» FRAGMENT TEKSTU:

W pełni się zgadzam z Andrzejem W. Korozja może, ale nie musi wystąpić i trwa latami. Miałem ostatnio okazję widzieć murłatę, a raczej to co z niej zostało po ok 20 latach od niefachowo wykonanego remontu dachu. Tak naprawdę to szczęście, że nikt nie wpadł na pomysł ruszania przedwojennych płatwi (o bardzo konkretnych przekrojach) i na nich zawiesił się cały dach.

----------


## ja14

No dobra, przyznam sie, ze podstepnie zmierzam do pytania jak to powinno byc zrobione prawidlowo. Nawet gdyby podwalina byla szczelnie owinieta papa to pod panelami i tak nie ma jak jej przewietrzac. Taka podwalina jest chyba czestym elementem w konstrukcjach dachowych domow, wiec pewnie nie tylko ja mam ten problem.

----------


## Andrzej Wilhelmi

Ja bym nigdy tak nie zrobił. Pozdrawiam.

----------


## ja14

A jak nalezy to zrobic?

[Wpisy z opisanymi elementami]
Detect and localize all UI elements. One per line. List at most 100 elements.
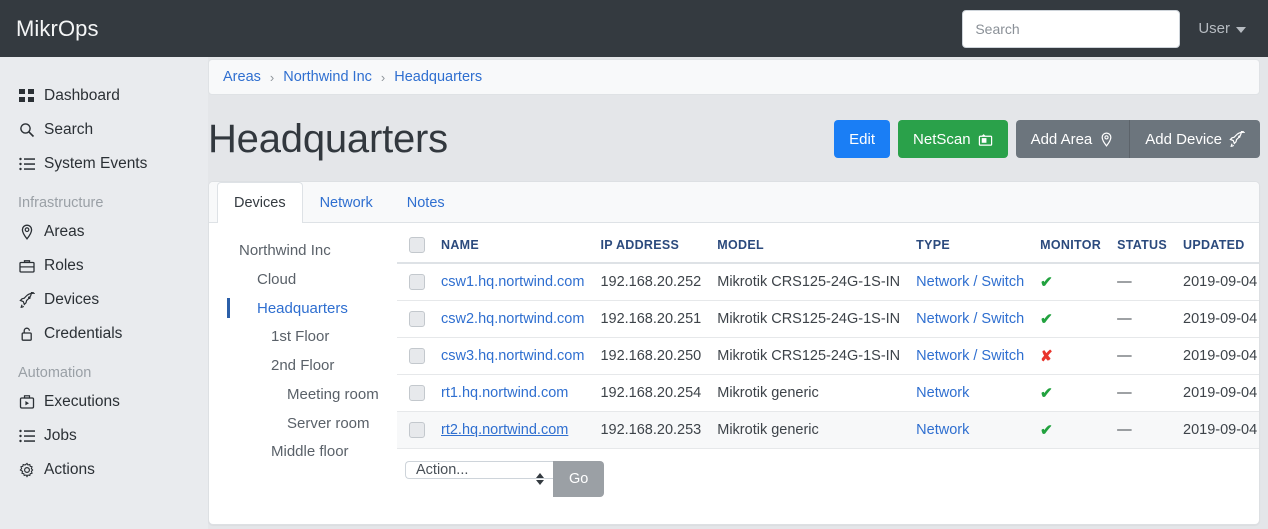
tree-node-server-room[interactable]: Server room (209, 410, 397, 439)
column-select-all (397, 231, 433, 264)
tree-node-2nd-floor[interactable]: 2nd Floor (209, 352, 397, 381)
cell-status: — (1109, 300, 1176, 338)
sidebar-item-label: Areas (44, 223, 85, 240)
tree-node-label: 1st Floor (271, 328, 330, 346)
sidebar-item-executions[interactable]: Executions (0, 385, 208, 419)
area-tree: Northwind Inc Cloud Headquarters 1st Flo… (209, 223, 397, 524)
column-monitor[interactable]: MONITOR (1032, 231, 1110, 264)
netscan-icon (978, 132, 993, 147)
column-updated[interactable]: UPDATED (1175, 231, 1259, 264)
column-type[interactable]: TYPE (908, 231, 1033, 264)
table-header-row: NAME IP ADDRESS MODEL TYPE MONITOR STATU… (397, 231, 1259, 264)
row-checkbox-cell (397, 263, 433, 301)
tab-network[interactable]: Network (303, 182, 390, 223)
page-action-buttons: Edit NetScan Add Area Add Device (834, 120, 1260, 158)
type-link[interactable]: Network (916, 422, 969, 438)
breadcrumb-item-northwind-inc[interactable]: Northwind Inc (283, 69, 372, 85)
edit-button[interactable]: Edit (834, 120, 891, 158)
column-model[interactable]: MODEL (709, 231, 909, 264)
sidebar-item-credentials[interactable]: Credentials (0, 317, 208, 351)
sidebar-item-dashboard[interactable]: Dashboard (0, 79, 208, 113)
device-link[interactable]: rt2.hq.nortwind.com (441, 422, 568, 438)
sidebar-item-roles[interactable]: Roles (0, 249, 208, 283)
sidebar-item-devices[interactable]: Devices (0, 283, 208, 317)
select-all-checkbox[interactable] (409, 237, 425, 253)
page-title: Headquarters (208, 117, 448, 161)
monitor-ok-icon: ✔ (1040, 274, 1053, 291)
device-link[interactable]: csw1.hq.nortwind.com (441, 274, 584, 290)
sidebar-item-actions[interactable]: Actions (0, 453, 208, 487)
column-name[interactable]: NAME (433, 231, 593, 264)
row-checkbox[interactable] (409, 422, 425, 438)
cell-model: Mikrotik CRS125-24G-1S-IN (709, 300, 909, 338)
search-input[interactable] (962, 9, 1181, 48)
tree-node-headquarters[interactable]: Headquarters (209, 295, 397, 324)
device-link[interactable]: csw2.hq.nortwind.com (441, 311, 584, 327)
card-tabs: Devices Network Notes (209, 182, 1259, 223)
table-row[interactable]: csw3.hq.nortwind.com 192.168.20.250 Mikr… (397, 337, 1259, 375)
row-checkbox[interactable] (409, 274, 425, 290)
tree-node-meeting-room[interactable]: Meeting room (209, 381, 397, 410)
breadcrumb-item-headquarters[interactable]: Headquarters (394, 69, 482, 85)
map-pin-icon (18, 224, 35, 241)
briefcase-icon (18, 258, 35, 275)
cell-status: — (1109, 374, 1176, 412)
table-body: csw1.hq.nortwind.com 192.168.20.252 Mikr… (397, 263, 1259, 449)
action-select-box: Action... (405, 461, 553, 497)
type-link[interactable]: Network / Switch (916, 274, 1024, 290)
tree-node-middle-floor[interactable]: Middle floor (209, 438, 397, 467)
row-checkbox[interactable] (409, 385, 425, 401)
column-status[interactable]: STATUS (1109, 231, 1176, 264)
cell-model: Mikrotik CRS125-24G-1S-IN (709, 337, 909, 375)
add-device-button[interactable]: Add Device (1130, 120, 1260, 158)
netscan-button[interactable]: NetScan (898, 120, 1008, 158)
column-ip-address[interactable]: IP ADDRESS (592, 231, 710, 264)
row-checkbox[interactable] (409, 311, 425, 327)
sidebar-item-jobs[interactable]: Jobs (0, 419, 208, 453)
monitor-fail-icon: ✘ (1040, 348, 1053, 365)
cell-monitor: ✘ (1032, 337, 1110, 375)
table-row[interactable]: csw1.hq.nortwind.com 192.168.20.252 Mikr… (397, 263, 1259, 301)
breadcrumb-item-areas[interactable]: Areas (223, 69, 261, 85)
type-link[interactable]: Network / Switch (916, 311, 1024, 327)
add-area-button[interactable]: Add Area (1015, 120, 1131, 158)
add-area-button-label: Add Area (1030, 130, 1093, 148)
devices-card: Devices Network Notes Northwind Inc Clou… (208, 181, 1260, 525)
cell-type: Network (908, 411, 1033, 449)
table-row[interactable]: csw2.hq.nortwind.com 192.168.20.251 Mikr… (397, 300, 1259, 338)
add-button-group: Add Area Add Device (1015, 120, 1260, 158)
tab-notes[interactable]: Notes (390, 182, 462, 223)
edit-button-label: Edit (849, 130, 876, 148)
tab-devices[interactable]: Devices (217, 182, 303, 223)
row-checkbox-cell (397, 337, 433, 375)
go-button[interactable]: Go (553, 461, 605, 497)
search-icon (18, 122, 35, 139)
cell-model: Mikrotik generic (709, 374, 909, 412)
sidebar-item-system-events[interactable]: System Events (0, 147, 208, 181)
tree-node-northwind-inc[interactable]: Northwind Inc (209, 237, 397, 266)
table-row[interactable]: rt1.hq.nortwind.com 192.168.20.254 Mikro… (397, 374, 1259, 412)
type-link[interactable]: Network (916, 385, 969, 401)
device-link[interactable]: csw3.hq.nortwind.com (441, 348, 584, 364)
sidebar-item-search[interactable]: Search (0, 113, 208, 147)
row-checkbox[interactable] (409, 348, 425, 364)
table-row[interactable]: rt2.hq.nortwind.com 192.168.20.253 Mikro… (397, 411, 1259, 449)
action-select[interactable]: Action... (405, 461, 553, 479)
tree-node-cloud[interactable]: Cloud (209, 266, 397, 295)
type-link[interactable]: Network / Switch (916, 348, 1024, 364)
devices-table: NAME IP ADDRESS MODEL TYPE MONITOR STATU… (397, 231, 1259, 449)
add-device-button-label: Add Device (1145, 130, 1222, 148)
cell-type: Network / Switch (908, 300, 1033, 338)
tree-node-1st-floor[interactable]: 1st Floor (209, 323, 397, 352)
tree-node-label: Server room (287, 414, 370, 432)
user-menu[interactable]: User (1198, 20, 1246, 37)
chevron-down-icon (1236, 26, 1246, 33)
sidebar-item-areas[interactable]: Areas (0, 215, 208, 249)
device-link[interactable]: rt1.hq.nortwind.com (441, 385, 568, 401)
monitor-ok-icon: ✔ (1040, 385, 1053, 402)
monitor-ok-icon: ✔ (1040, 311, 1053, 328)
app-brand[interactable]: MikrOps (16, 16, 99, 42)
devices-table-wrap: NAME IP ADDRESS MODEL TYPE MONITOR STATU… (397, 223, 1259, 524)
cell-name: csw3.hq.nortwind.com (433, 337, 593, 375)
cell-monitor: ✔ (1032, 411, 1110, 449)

...

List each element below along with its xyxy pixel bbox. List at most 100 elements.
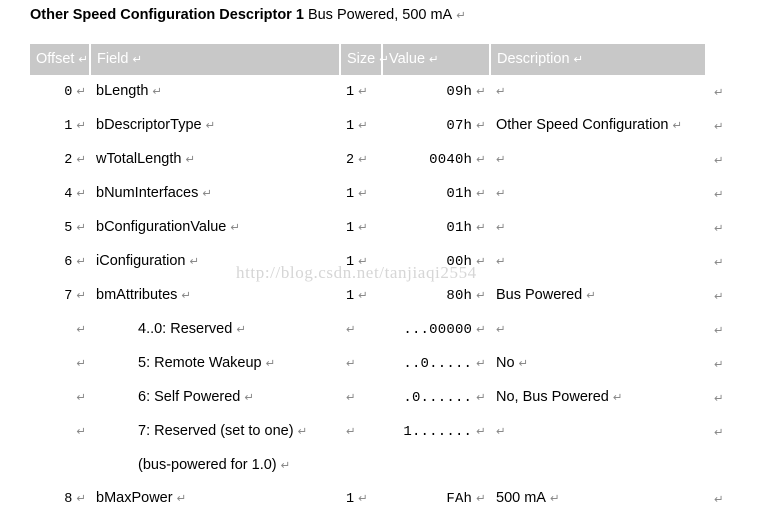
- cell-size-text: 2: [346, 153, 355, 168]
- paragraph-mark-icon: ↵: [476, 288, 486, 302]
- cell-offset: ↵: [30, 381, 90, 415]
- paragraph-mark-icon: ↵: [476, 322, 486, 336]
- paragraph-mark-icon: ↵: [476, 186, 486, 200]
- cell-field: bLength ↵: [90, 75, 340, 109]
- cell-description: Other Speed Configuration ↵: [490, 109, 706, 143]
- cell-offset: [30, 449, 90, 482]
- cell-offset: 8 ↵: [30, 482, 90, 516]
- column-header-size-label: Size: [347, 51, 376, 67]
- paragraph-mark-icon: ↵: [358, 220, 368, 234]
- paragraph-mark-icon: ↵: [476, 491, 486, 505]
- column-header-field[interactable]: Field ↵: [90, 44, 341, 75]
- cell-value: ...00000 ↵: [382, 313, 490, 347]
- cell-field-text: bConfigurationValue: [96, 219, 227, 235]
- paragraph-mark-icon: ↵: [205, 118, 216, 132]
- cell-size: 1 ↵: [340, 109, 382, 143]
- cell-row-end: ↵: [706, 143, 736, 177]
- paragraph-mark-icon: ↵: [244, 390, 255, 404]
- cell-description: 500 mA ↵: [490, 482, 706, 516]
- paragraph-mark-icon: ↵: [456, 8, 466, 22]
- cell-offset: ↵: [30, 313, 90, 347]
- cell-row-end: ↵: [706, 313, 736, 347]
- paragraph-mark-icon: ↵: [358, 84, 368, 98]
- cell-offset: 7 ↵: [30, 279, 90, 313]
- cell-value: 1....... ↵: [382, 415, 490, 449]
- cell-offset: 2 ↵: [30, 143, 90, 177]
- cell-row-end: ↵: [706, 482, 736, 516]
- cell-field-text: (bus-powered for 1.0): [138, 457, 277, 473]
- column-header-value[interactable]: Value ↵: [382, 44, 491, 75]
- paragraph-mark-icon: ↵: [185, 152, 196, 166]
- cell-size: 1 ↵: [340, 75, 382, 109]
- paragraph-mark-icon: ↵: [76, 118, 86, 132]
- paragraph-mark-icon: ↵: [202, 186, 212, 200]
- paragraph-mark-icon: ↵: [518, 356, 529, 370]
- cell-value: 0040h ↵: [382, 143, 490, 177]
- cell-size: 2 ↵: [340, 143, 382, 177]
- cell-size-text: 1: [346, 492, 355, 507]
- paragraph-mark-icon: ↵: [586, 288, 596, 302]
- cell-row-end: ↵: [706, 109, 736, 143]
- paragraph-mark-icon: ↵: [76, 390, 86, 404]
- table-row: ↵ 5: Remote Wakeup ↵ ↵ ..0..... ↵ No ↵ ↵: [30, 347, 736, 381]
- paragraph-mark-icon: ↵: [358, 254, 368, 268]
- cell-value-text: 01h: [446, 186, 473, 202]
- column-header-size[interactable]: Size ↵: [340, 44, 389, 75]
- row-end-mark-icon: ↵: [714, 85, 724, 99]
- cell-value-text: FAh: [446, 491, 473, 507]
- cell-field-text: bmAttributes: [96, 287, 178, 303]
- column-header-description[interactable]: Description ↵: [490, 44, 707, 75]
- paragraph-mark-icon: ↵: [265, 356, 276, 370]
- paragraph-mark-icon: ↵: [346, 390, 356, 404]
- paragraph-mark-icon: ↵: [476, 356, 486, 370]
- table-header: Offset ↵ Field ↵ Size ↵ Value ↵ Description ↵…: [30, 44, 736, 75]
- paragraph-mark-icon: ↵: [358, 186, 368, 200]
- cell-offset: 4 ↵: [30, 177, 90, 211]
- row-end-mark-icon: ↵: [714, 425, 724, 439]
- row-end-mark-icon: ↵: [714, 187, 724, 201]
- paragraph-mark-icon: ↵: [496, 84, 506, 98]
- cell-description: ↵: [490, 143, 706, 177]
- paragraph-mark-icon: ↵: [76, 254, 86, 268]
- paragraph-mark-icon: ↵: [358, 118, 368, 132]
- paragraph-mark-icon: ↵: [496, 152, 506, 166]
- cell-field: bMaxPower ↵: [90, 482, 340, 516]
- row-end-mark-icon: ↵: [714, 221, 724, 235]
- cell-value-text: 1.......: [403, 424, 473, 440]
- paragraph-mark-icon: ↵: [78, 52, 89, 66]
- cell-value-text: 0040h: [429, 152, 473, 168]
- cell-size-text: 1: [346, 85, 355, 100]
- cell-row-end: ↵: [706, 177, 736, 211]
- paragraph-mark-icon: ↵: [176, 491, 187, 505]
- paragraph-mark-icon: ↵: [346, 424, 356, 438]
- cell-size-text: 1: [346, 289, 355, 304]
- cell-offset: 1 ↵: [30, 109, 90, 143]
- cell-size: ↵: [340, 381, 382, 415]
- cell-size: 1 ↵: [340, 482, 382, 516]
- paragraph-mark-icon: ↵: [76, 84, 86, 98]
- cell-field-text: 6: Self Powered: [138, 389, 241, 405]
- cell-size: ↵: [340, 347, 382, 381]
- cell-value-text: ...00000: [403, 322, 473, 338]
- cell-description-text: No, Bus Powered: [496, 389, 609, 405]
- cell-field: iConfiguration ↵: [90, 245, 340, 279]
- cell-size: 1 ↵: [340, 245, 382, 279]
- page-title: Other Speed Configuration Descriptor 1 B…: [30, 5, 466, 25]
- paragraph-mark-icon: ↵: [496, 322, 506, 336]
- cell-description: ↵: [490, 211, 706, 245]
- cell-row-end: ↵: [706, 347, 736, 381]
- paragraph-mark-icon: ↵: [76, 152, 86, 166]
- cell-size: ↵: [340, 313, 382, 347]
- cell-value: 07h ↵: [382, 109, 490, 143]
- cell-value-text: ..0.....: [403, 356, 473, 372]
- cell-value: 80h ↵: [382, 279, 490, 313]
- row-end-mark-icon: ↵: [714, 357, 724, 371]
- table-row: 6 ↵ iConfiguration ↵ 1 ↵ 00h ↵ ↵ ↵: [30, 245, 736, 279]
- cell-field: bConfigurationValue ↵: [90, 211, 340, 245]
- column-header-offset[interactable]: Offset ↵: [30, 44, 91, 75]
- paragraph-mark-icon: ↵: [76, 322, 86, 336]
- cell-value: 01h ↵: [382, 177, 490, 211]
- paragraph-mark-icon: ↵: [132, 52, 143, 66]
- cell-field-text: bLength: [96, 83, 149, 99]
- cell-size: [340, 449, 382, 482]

» POLECENIA:
A) Jak brzmi po angielsku zdanie „Korozja może, ale nie musi wystąpić i trwa latami.” z wątku o remoncie dachu?
B) Wyodrębnij z wątku o remoncie dachu fragment zaczynający się od „No dobra, przyznam” i sięgający aż do „nie zrobił. Pozdrawiam.”.

» ROZWIĄZANIE:
A) Corrosion may or may not occur, and it takes years.

B)
No dobra, przyznam sie, ze podstepnie zmierzam do pytania jak to powinno byc zrobione prawidlowo. Nawet gdyby podwalina byla szczelnie owinieta papa to pod panelami i tak nie ma jak jej przewietrzac. Taka podwalina jest chyba czestym elementem w konstrukcjach dachowych domow, wiec pewnie nie tylko ja mam ten problem.

----------


## Andrzej Wilhelmi

Ja bym nigdy tak nie zrobił. Pozdrawiam.